**Input:**
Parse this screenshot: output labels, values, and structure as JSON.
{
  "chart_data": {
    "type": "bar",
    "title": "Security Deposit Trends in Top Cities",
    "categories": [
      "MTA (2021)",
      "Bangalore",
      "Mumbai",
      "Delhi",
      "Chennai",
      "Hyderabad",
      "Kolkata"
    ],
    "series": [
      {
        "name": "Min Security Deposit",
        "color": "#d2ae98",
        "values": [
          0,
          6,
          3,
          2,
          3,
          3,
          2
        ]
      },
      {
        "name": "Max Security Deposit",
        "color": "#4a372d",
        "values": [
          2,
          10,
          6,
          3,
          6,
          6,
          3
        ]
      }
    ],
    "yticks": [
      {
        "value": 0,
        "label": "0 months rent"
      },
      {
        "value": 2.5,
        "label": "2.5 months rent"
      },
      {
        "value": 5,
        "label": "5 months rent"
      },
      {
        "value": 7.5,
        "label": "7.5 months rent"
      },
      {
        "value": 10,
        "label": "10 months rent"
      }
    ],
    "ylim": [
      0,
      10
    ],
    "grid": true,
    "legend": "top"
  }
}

**Written exercise:** Each line above is to be repeated exactly.

**Correct answer:**
Parse this screenshot: output labels, values, and structure as JSON.
{
  "chart_data": {
    "type": "bar",
    "title": "Security Deposit Trends in Top Cities",
    "categories": [
      "MTA (2021)",
      "Bangalore",
      "Mumbai",
      "Delhi",
      "Chennai",
      "Hyderabad",
      "Kolkata"
    ],
    "series": [
      {
        "name": "Min Security Deposit",
        "color": "#d2ae98",
        "values": [
          0,
          6,
          3,
          2,
          3,
          3,
          2
        ]
      },
      {
        "name": "Max Security Deposit",
        "color": "#4a372d",
        "values": [
          2,
          10,
          6,
          3,
          6,
          6,
          3
        ]
      }
    ],
    "yticks": [
      {
        "value": 0,
        "label": "0 months rent"
      },
      {
        "value": 2.5,
        "label": "2.5 months rent"
      },
      {
        "value": 5,
        "label": "5 months rent"
      },
      {
        "value": 7.5,
        "label": "7.5 months rent"
      },
      {
        "value": 10,
        "label": "10 months rent"
      }
    ],
    "ylim": [
      0,
      10
    ],
    "grid": true,
    "legend": "top"
  }
}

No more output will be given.